GIVEN PROBLEM: Pick out every line of the entries below where "order" occurs, and copy those lines.

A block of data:
········

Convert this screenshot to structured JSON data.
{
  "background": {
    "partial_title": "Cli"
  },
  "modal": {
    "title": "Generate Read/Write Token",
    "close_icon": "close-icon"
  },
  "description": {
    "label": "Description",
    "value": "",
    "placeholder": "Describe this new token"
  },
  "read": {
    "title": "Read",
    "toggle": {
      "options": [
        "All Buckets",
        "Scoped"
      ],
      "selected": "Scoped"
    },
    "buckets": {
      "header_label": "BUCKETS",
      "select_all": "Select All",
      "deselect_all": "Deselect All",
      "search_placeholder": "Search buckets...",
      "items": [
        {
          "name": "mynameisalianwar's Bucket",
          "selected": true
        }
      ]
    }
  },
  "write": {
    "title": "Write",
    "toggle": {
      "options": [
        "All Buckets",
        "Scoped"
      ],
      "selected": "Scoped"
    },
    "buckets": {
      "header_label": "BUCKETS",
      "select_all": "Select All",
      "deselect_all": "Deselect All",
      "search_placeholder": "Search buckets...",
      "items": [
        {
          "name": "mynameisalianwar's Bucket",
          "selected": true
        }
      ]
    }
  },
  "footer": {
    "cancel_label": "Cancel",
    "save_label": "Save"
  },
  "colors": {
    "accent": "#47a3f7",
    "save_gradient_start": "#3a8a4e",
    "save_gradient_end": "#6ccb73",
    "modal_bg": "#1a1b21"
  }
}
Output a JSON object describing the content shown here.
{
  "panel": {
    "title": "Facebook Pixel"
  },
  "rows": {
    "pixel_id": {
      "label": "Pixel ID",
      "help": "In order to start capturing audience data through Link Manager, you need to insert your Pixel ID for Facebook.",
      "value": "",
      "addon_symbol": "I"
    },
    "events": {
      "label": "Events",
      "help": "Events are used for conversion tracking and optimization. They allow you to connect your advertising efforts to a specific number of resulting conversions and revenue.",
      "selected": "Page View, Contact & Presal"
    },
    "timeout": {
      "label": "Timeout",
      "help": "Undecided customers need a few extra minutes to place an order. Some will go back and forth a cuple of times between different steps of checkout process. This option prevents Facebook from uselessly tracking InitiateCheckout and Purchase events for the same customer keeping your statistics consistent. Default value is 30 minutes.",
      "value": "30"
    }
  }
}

········

FINISHED TASK:
      "help": "In order to start capturing audience data through Link Manager, you need to insert your Pixel ID for Facebook.",
      "help": "Undecided customers need a few extra minutes to place an order. Some will go back and forth a cuple of times between different steps of checkout process. This option prevents Facebook from uselessly tracking InitiateCheckout and Purchase events for the same customer keeping your statistics consistent. Default value is 30 minutes.",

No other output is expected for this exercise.